◆ Problem details ◆
Reproduce the entries word for word, and omit any picture you find in them.

# # #

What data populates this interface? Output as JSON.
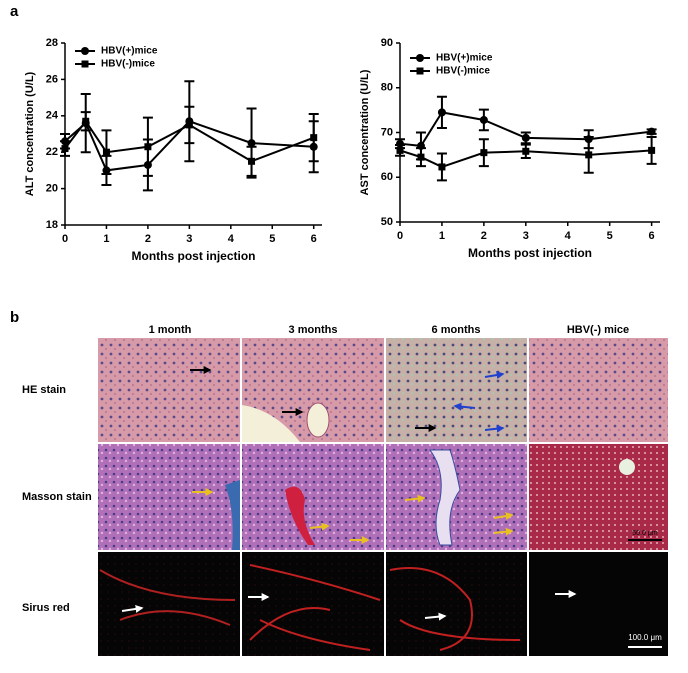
{
  "panel_labels": [
    "a",
    "b"
  ],
  "chart_data": [
    {
      "type": "line",
      "xlabel": "Months post injection",
      "ylabel": "ALT concentration (U/L)",
      "x": [
        0,
        0.5,
        1,
        2,
        3,
        4.5,
        6
      ],
      "xlim": [
        0,
        6.2
      ],
      "xticks": [
        0,
        1,
        2,
        3,
        4,
        5,
        6
      ],
      "ylim": [
        18,
        28
      ],
      "yticks": [
        18,
        20,
        22,
        24,
        26,
        28
      ],
      "legend": "upper left",
      "series": [
        {
          "name": "HBV(+)mice",
          "color": "#000000",
          "marker": "circle",
          "values": [
            22.6,
            23.6,
            21.0,
            21.3,
            23.7,
            22.5,
            22.3
          ],
          "errors": [
            0.4,
            1.6,
            0.8,
            1.4,
            2.2,
            1.9,
            1.4
          ]
        },
        {
          "name": "HBV(-)mice",
          "color": "#000000",
          "marker": "square",
          "values": [
            22.2,
            23.7,
            22.0,
            22.3,
            23.5,
            21.5,
            22.8
          ],
          "errors": [
            0.4,
            0.5,
            1.2,
            1.6,
            1.0,
            0.8,
            1.3
          ]
        }
      ]
    },
    {
      "type": "line",
      "xlabel": "Months post injection",
      "ylabel": "AST concentration (U/L)",
      "x": [
        0,
        0.5,
        1,
        2,
        3,
        4.5,
        6
      ],
      "xlim": [
        0,
        6.2
      ],
      "xticks": [
        0,
        1,
        2,
        3,
        4,
        5,
        6
      ],
      "ylim": [
        50,
        90
      ],
      "yticks": [
        50,
        60,
        70,
        80,
        90
      ],
      "legend": "upper left",
      "series": [
        {
          "name": "HBV(+)mice",
          "color": "#000000",
          "marker": "circle",
          "values": [
            67.5,
            67.0,
            74.5,
            72.8,
            68.8,
            68.5,
            70.2
          ],
          "errors": [
            1.0,
            3.0,
            3.5,
            2.3,
            1.2,
            2.0,
            0.5
          ]
        },
        {
          "name": "HBV(-)mice",
          "color": "#000000",
          "marker": "square",
          "values": [
            66.0,
            64.5,
            62.3,
            65.5,
            65.8,
            65.0,
            66.0
          ],
          "errors": [
            1.2,
            2.0,
            3.0,
            3.0,
            1.5,
            4.0,
            3.0
          ]
        }
      ]
    }
  ],
  "histology": {
    "columns": [
      "1 month",
      "3 months",
      "6 months",
      "HBV(-) mice"
    ],
    "rows": [
      "HE stain",
      "Masson stain",
      "Sirus red"
    ],
    "scale_bars": [
      "50.0 μm",
      "100.0 μm"
    ]
  }
}
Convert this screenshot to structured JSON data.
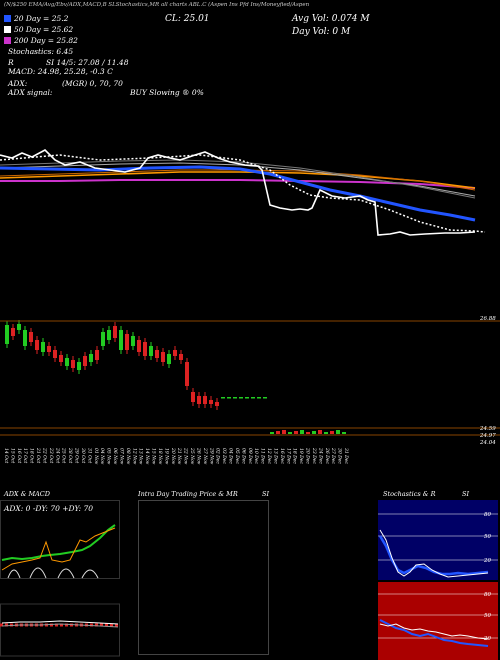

# # #

◆ Final result ◆
What data populates this interface? Output as JSON.
{
  "panel_labels": [
    "a",
    "b"
  ],
  "chart_data": [
    {
      "type": "line",
      "xlabel": "Months post injection",
      "ylabel": "ALT concentration (U/L)",
      "x": [
        0,
        0.5,
        1,
        2,
        3,
        4.5,
        6
      ],
      "xlim": [
        0,
        6.2
      ],
      "xticks": [
        0,
        1,
        2,
        3,
        4,
        5,
        6
      ],
      "ylim": [
        18,
        28
      ],
      "yticks": [
        18,
        20,
        22,
        24,
        26,
        28
      ],
      "legend": "upper left",
      "series": [
        {
          "name": "HBV(+)mice",
          "color": "#000000",
          "marker": "circle",
          "values": [
            22.6,
            23.6,
            21.0,
            21.3,
            23.7,
            22.5,
            22.3
          ],
          "errors": [
            0.4,
            1.6,
            0.8,
            1.4,
            2.2,
            1.9,
            1.4
          ]
        },
        {
          "name": "HBV(-)mice",
          "color": "#000000",
          "marker": "square",
          "values": [
            22.2,
            23.7,
            22.0,
            22.3,
            23.5,
            21.5,
            22.8
          ],
          "errors": [
            0.4,
            0.5,
            1.2,
            1.6,
            1.0,
            0.8,
            1.3
          ]
        }
      ]
    },
    {
      "type": "line",
      "xlabel": "Months post injection",
      "ylabel": "AST concentration (U/L)",
      "x": [
        0,
        0.5,
        1,
        2,
        3,
        4.5,
        6
      ],
      "xlim": [
        0,
        6.2
      ],
      "xticks": [
        0,
        1,
        2,
        3,
        4,
        5,
        6
      ],
      "ylim": [
        50,
        90
      ],
      "yticks": [
        50,
        60,
        70,
        80,
        90
      ],
      "legend": "upper left",
      "series": [
        {
          "name": "HBV(+)mice",
          "color": "#000000",
          "marker": "circle",
          "values": [
            67.5,
            67.0,
            74.5,
            72.8,
            68.8,
            68.5,
            70.2
          ],
          "errors": [
            1.0,
            3.0,
            3.5,
            2.3,
            1.2,
            2.0,
            0.5
          ]
        },
        {
          "name": "HBV(-)mice",
          "color": "#000000",
          "marker": "square",
          "values": [
            66.0,
            64.5,
            62.3,
            65.5,
            65.8,
            65.0,
            66.0
          ],
          "errors": [
            1.2,
            2.0,
            3.0,
            3.0,
            1.5,
            4.0,
            3.0
          ]
        }
      ]
    }
  ],
  "histology": {
    "columns": [
      "1 month",
      "3 months",
      "6 months",
      "HBV(-) mice"
    ],
    "rows": [
      "HE stain",
      "Masson stain",
      "Sirus red"
    ],
    "scale_bars": [
      "50.0 μm",
      "100.0 μm"
    ]
  }
}
Convert this screenshot to structured JSON data.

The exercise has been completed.